Copy out the material below in full, but not its images.
____________
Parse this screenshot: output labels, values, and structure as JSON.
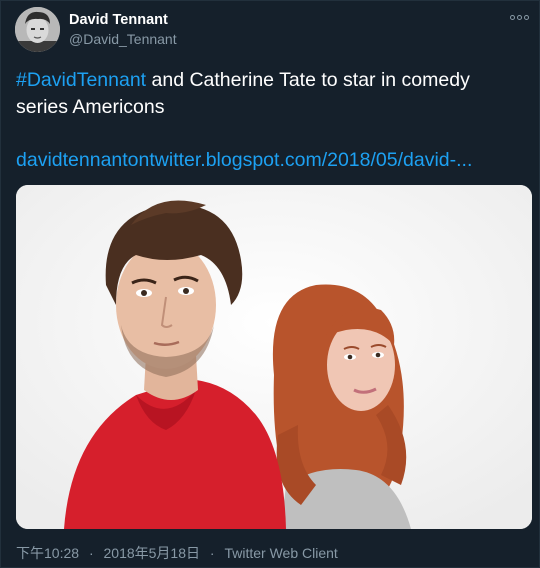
{
  "author": {
    "display_name": "David Tennant",
    "handle": "@David_Tennant",
    "avatar_icon": "avatar-photo"
  },
  "tweet": {
    "hashtag": "#DavidTennant",
    "text_rest": " and Catherine Tate to star in comedy series Americons",
    "link": "davidtennantontwitter.blogspot.com/2018/05/david-..."
  },
  "footer": {
    "time": "下午10:28",
    "date": "2018年5月18日",
    "separator": "·",
    "client": "Twitter Web Client"
  },
  "colors": {
    "background": "#15202b",
    "link": "#1da1f2",
    "secondary": "#8899a6"
  },
  "icons": {
    "more": "more-options-icon"
  }
}
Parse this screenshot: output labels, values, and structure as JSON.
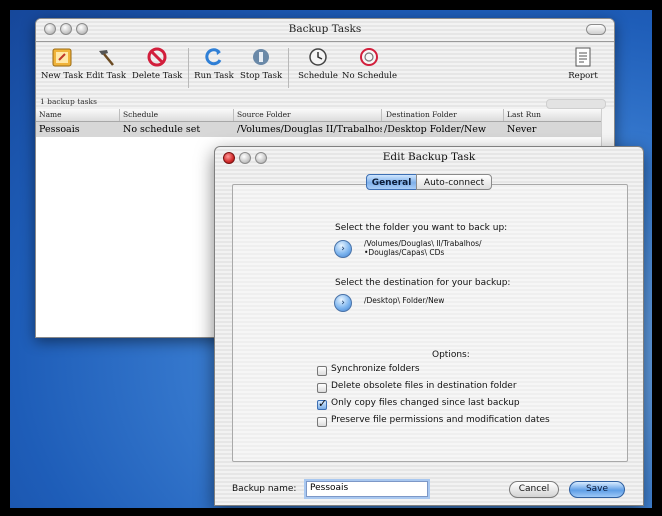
{
  "main_window": {
    "title": "Backup Tasks",
    "toolbar": [
      {
        "label": "New Task",
        "icon": "new-task-icon"
      },
      {
        "label": "Edit Task",
        "icon": "hammer-icon"
      },
      {
        "label": "Delete Task",
        "icon": "delete-icon"
      },
      {
        "label": "Run Task",
        "icon": "run-icon"
      },
      {
        "label": "Stop Task",
        "icon": "stop-icon"
      },
      {
        "label": "Schedule",
        "icon": "clock-icon"
      },
      {
        "label": "No Schedule",
        "icon": "no-schedule-icon"
      },
      {
        "label": "Report",
        "icon": "report-icon"
      }
    ],
    "status": "1 backup tasks",
    "columns": [
      "Name",
      "Schedule",
      "Source Folder",
      "Destination Folder",
      "Last Run"
    ],
    "rows": [
      {
        "name": "Pessoais",
        "schedule": "No schedule set",
        "source": "/Volumes/Douglas II/Trabalhos",
        "destination": "/Desktop Folder/New",
        "last_run": "Never"
      }
    ]
  },
  "dialog": {
    "title": "Edit Backup Task",
    "tabs": [
      "General",
      "Auto-connect"
    ],
    "active_tab": "General",
    "source_prompt": "Select the folder you want to back up:",
    "source_path_line1": "/Volumes/Douglas\\ II/Trabalhos/",
    "source_path_line2": "•Douglas/Capas\\ CDs",
    "dest_prompt": "Select the destination for your backup:",
    "dest_path": "/Desktop\\ Folder/New",
    "options_label": "Options:",
    "options": [
      {
        "label": "Synchronize folders",
        "checked": false
      },
      {
        "label": "Delete obsolete files in destination folder",
        "checked": false
      },
      {
        "label": "Only copy files changed since last backup",
        "checked": true
      },
      {
        "label": "Preserve file permissions and modification dates",
        "checked": false
      }
    ],
    "backup_name_label": "Backup name:",
    "backup_name_value": "Pessoais",
    "cancel_label": "Cancel",
    "save_label": "Save"
  }
}
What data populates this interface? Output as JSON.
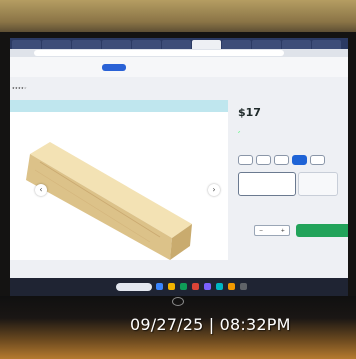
{
  "browser": {
    "tabs": [
      "",
      "",
      "",
      "",
      "",
      "",
      "",
      "",
      "",
      "",
      "",
      ""
    ]
  },
  "store_bar": {
    "note": "",
    "button": ""
  },
  "gallery": {
    "header_right": ""
  },
  "panel": {
    "price_caption": "",
    "price_main": "$17",
    "price_cents": "",
    "length_label": "",
    "length_options": [
      "",
      "",
      "",
      "",
      ""
    ],
    "add_to_cart": ""
  },
  "taskbar": {
    "search": "",
    "icon_colors": [
      "#3a86ff",
      "#f4b400",
      "#0f9d58",
      "#db4437",
      "#7b61ff",
      "#00b7c3",
      "#f29900",
      "#5f6368"
    ]
  },
  "timestamp": "09/27/25 | 08:32PM"
}
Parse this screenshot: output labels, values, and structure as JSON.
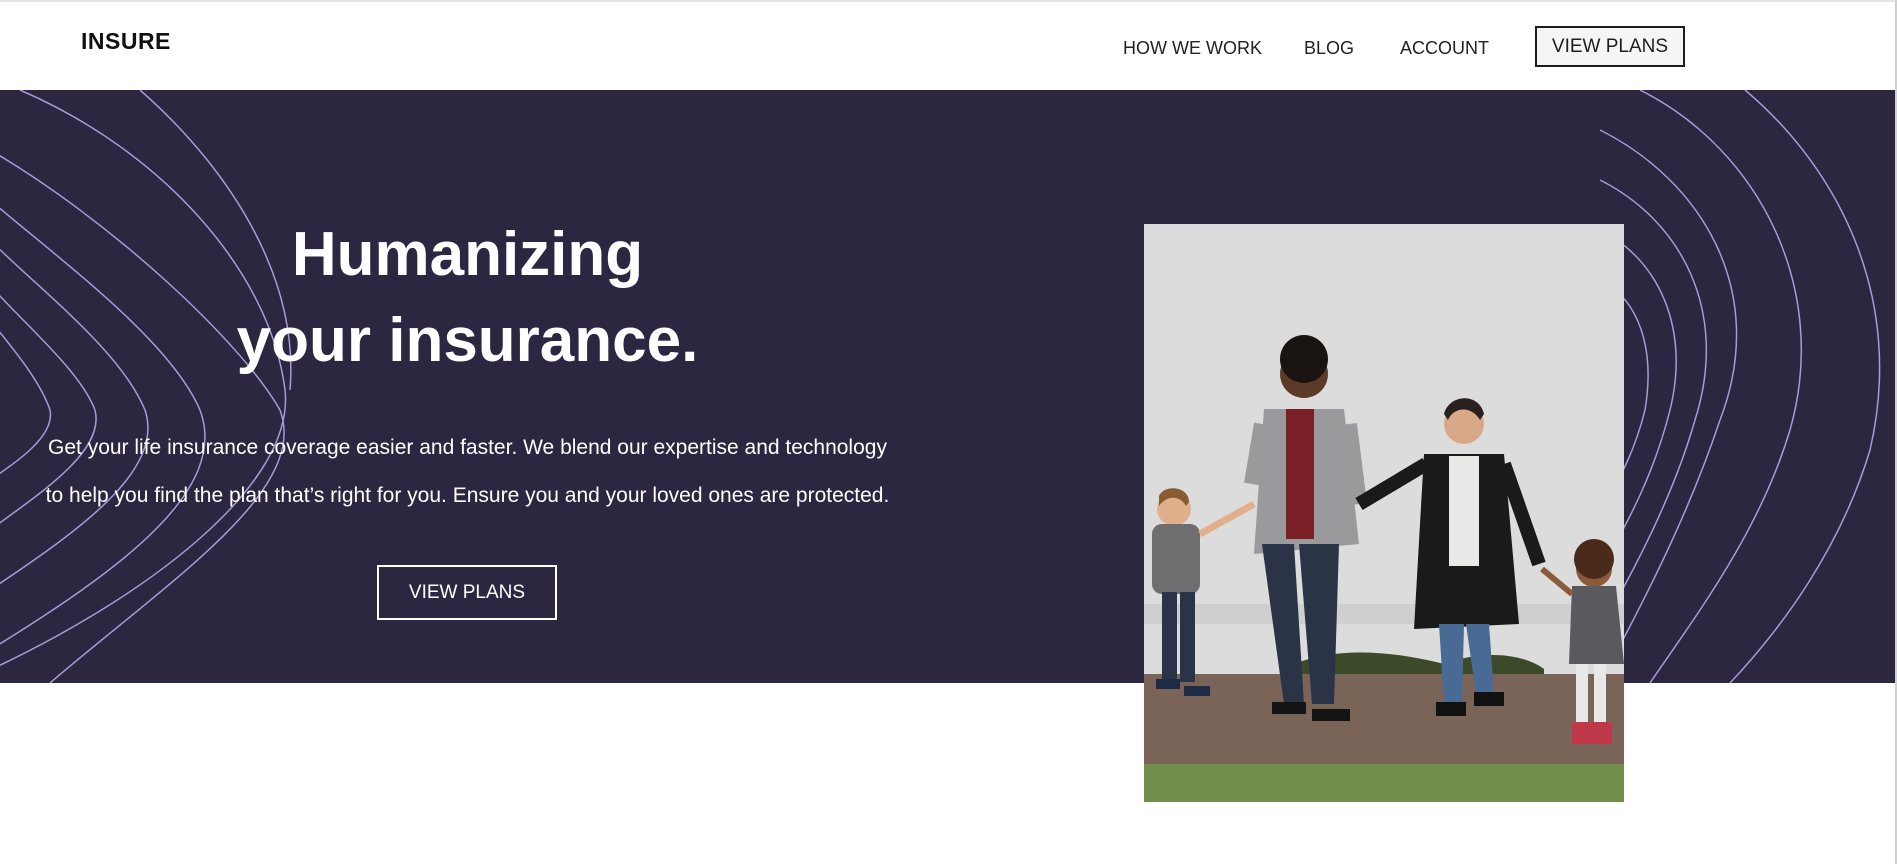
{
  "nav": {
    "logo": "INSURE",
    "links": [
      "HOW WE WORK",
      "BLOG",
      "ACCOUNT"
    ],
    "cta": "VIEW PLANS"
  },
  "hero": {
    "title_lines": [
      "Humanizing",
      "your insurance."
    ],
    "description_lines": [
      "Get your life insurance coverage easier and faster. We blend our expertise and technology",
      "to help you find the plan that’s right for you. Ensure you and your loved ones are protected."
    ],
    "cta": "VIEW PLANS"
  },
  "colors": {
    "hero_background": "#2c2640",
    "wave_stroke": "#a89bd6",
    "text_light": "#ffffff",
    "text_dark": "#1e1e1e"
  },
  "image": {
    "alt": "family of four holding hands"
  }
}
____________
§ Worked answer
Parse this screenshot: output labels, values, and structure as JSON.
{
  "author": {
    "display_name": "David Tennant",
    "handle": "@David_Tennant",
    "avatar_icon": "avatar-photo"
  },
  "tweet": {
    "hashtag": "#DavidTennant",
    "text_rest": " and Catherine Tate to star in comedy series Americons",
    "link": "davidtennantontwitter.blogspot.com/2018/05/david-..."
  },
  "footer": {
    "time": "下午10:28",
    "date": "2018年5月18日",
    "separator": "·",
    "client": "Twitter Web Client"
  },
  "colors": {
    "background": "#15202b",
    "link": "#1da1f2",
    "secondary": "#8899a6"
  },
  "icons": {
    "more": "more-options-icon"
  }
}
Parse this screenshot: output labels, values, and structure as JSON.
{
  "main_window": {
    "title": "Backup Tasks",
    "toolbar": [
      {
        "label": "New Task",
        "icon": "new-task-icon"
      },
      {
        "label": "Edit Task",
        "icon": "hammer-icon"
      },
      {
        "label": "Delete Task",
        "icon": "delete-icon"
      },
      {
        "label": "Run Task",
        "icon": "run-icon"
      },
      {
        "label": "Stop Task",
        "icon": "stop-icon"
      },
      {
        "label": "Schedule",
        "icon": "clock-icon"
      },
      {
        "label": "No Schedule",
        "icon": "no-schedule-icon"
      },
      {
        "label": "Report",
        "icon": "report-icon"
      }
    ],
    "status": "1 backup tasks",
    "columns": [
      "Name",
      "Schedule",
      "Source Folder",
      "Destination Folder",
      "Last Run"
    ],
    "rows": [
      {
        "name": "Pessoais",
        "schedule": "No schedule set",
        "source": "/Volumes/Douglas II/Trabalhos",
        "destination": "/Desktop Folder/New",
        "last_run": "Never"
      }
    ]
  },
  "dialog": {
    "title": "Edit Backup Task",
    "tabs": [
      "General",
      "Auto-connect"
    ],
    "active_tab": "General",
    "source_prompt": "Select the folder you want to back up:",
    "source_path_line1": "/Volumes/Douglas\\ II/Trabalhos/",
    "source_path_line2": "•Douglas/Capas\\ CDs",
    "dest_prompt": "Select the destination for your backup:",
    "dest_path": "/Desktop\\ Folder/New",
    "options_label": "Options:",
    "options": [
      {
        "label": "Synchronize folders",
        "checked": false
      },
      {
        "label": "Delete obsolete files in destination folder",
        "checked": false
      },
      {
        "label": "Only copy files changed since last backup",
        "checked": true
      },
      {
        "label": "Preserve file permissions and modification dates",
        "checked": false
      }
    ],
    "backup_name_label": "Backup name:",
    "backup_name_value": "Pessoais",
    "cancel_label": "Cancel",
    "save_label": "Save"
  }
}
What data populates this interface? Output as JSON.
{
  "browser": {
    "tabs": [
      "",
      "",
      "",
      "",
      "",
      "",
      "",
      "",
      "",
      "",
      "",
      ""
    ]
  },
  "store_bar": {
    "note": "",
    "button": ""
  },
  "gallery": {
    "header_right": ""
  },
  "panel": {
    "price_caption": "",
    "price_main": "$17",
    "price_cents": "",
    "length_label": "",
    "length_options": [
      "",
      "",
      "",
      "",
      ""
    ],
    "add_to_cart": ""
  },
  "taskbar": {
    "search": "",
    "icon_colors": [
      "#3a86ff",
      "#f4b400",
      "#0f9d58",
      "#db4437",
      "#7b61ff",
      "#00b7c3",
      "#f29900",
      "#5f6368"
    ]
  },
  "timestamp": "09/27/25 | 08:32PM"
}
Parse this screenshot: output labels, values, and structure as JSON.
{
  "nav": {
    "logo": "INSURE",
    "links": [
      "HOW WE WORK",
      "BLOG",
      "ACCOUNT"
    ],
    "cta": "VIEW PLANS"
  },
  "hero": {
    "title_lines": [
      "Humanizing",
      "your insurance."
    ],
    "description_lines": [
      "Get your life insurance coverage easier and faster. We blend our expertise and technology",
      "to help you find the plan that’s right for you. Ensure you and your loved ones are protected."
    ],
    "cta": "VIEW PLANS"
  },
  "colors": {
    "hero_background": "#2c2640",
    "wave_stroke": "#a89bd6",
    "text_light": "#ffffff",
    "text_dark": "#1e1e1e"
  },
  "image": {
    "alt": "family of four holding hands"
  }
}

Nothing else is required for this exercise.